• EXERCISE DETAILS:
Report every line below that holds the word "Things".

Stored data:
§

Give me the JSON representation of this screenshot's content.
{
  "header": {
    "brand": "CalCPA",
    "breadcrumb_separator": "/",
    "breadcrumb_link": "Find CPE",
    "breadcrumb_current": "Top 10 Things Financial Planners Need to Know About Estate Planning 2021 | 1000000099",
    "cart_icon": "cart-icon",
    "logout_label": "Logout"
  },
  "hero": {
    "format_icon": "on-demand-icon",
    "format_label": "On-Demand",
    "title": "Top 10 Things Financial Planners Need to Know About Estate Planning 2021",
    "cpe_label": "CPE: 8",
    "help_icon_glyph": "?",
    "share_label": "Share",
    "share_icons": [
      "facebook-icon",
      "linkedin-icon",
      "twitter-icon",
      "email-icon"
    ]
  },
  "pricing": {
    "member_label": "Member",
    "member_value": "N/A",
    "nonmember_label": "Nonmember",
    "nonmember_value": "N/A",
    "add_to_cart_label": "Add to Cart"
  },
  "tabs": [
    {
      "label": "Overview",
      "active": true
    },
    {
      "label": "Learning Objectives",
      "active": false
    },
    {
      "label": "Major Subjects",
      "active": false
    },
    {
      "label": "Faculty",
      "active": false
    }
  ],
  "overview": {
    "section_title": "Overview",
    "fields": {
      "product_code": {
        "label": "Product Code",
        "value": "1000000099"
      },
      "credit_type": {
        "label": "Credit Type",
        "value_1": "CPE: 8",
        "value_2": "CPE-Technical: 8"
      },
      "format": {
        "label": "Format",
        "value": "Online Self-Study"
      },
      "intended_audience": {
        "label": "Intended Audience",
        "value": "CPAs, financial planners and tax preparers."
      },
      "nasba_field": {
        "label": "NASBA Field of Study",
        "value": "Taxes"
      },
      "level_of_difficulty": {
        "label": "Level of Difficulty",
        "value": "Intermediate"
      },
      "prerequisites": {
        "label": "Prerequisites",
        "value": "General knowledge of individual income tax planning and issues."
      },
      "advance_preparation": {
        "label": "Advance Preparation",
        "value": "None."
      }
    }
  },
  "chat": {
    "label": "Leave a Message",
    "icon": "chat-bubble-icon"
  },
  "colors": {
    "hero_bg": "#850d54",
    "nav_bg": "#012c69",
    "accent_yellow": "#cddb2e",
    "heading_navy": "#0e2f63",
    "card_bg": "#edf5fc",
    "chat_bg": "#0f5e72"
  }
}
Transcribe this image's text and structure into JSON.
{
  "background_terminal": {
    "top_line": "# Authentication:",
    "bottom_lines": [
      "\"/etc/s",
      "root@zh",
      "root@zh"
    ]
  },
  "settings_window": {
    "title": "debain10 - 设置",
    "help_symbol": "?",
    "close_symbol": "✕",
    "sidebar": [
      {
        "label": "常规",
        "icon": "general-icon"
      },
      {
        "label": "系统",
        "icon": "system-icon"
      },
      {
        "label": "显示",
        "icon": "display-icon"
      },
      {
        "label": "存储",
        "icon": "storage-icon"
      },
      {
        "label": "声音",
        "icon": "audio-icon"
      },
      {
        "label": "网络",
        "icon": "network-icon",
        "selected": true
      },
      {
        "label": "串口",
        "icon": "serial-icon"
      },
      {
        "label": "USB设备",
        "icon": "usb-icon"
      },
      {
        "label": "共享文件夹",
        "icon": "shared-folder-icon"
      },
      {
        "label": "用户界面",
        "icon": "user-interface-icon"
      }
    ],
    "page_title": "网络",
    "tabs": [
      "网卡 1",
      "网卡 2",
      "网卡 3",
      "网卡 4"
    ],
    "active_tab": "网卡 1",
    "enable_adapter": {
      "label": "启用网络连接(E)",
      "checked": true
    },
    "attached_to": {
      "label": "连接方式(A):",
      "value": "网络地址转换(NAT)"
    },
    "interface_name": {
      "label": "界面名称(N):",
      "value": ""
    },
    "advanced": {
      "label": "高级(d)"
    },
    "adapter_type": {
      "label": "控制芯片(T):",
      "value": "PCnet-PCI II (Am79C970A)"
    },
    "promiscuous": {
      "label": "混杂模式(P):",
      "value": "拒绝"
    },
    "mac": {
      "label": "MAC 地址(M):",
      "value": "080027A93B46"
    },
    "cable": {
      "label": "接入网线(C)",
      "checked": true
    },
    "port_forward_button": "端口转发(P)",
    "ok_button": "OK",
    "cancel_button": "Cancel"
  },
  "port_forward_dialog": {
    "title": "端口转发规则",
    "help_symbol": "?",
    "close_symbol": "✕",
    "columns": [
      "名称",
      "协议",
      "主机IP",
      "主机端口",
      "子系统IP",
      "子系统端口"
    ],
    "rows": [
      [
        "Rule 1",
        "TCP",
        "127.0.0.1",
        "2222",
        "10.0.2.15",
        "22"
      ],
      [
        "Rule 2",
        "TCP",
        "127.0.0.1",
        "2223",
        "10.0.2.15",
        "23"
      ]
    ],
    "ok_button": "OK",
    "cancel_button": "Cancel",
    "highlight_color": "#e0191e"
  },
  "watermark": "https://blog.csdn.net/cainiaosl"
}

§

• FINISHED ANSWER:
    "breadcrumb_current": "Top 10 Things Financial Planners Need to Know About Estate Planning 2021 | 1000000099",
    "title": "Top 10 Things Financial Planners Need to Know About Estate Planning 2021",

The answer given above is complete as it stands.